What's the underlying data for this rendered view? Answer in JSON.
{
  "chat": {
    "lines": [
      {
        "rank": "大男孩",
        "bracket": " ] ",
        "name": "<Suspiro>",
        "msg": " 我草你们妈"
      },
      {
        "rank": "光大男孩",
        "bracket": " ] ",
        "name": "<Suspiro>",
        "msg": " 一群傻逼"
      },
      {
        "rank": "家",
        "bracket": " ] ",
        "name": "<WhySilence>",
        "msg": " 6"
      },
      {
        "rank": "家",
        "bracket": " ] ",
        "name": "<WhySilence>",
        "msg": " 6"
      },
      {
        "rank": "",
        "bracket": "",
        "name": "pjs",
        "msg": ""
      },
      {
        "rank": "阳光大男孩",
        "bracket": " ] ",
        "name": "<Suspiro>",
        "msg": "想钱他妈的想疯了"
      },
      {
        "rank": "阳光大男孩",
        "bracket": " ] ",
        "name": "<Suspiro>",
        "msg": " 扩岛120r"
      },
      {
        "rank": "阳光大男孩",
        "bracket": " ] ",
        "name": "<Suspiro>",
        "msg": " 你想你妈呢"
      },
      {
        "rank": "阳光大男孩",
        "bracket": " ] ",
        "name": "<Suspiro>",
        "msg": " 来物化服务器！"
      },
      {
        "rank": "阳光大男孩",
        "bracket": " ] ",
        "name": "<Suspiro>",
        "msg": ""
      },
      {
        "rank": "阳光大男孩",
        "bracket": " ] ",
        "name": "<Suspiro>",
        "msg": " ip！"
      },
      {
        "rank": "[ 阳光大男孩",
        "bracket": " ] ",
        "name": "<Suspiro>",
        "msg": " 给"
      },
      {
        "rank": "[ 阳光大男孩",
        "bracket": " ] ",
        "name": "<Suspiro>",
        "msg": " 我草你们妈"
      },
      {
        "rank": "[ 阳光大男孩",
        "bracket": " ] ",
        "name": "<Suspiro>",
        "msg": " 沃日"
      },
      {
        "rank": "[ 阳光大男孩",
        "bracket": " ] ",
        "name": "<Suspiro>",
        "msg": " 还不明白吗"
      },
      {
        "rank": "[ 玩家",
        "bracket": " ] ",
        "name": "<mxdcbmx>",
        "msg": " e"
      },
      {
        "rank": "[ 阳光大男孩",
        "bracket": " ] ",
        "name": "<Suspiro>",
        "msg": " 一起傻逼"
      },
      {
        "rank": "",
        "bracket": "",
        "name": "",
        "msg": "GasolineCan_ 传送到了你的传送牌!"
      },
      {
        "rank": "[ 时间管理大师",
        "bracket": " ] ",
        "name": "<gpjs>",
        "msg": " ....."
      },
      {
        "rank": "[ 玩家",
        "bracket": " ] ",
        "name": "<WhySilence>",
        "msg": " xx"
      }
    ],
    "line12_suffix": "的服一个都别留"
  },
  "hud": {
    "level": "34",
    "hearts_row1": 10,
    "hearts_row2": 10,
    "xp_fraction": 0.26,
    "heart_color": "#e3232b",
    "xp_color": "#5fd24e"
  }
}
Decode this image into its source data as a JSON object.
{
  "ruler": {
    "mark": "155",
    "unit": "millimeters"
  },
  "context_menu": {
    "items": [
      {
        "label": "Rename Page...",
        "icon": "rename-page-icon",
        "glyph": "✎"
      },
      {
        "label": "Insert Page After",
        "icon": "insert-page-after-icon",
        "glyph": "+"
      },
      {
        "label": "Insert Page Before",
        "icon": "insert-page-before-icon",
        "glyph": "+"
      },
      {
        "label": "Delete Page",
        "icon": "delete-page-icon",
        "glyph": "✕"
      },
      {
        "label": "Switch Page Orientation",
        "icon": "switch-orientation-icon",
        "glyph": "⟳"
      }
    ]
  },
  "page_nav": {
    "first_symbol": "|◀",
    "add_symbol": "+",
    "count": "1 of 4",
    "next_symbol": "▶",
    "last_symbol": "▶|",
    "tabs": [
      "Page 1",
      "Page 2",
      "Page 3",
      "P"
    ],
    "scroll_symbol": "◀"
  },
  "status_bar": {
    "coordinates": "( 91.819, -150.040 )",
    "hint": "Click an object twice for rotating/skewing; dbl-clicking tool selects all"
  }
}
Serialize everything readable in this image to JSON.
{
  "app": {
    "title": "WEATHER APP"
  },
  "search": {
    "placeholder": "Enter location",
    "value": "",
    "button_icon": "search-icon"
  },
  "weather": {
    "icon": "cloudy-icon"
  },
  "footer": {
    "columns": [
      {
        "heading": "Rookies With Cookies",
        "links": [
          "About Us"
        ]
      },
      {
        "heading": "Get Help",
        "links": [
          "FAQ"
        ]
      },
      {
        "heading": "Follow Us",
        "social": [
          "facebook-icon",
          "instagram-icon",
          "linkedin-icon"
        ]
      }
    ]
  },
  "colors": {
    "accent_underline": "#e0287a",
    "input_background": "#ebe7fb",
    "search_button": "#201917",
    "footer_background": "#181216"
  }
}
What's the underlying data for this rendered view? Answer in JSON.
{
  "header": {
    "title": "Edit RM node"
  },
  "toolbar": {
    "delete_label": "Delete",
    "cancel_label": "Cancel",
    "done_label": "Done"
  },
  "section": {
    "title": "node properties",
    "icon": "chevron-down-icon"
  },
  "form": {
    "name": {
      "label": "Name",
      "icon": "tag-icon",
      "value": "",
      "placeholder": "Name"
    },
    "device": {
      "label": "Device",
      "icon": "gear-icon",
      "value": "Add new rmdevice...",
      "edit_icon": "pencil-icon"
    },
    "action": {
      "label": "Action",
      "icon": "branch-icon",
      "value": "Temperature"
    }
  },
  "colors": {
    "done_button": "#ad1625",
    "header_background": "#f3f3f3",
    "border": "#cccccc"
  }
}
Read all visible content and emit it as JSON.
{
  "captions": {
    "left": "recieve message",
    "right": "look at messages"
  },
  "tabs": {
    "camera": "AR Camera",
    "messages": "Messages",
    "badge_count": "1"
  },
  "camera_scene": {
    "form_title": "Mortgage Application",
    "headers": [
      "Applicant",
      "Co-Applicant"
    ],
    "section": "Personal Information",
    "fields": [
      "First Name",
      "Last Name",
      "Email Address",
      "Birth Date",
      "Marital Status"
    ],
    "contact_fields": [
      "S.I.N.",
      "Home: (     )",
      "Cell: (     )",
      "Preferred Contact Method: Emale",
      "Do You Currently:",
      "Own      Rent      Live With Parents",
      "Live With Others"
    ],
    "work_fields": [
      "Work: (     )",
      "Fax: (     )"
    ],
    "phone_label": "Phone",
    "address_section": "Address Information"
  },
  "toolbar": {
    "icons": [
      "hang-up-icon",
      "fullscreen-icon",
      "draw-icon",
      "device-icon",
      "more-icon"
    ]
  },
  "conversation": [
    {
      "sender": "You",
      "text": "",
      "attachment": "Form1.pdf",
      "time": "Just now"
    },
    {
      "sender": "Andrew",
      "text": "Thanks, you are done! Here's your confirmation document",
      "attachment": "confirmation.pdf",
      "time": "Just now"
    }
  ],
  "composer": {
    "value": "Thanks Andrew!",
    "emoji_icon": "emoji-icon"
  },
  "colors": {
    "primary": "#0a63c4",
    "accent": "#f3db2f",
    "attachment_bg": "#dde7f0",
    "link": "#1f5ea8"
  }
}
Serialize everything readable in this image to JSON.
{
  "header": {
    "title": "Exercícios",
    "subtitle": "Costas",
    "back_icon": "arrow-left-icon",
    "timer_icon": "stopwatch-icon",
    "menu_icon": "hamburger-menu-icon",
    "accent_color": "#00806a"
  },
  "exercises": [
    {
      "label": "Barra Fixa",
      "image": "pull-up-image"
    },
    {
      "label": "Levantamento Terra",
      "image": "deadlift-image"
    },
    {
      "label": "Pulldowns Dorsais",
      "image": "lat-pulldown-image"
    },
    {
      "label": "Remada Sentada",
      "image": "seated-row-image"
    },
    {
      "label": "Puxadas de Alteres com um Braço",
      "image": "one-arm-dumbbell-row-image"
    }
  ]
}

▶ [Goal of the exercise]: Where a line holds "heading", copy it out.

▶ [Exercise output]:
        "heading": "Rookies With Cookies",
        "heading": "Get Help",
        "heading": "Follow Us",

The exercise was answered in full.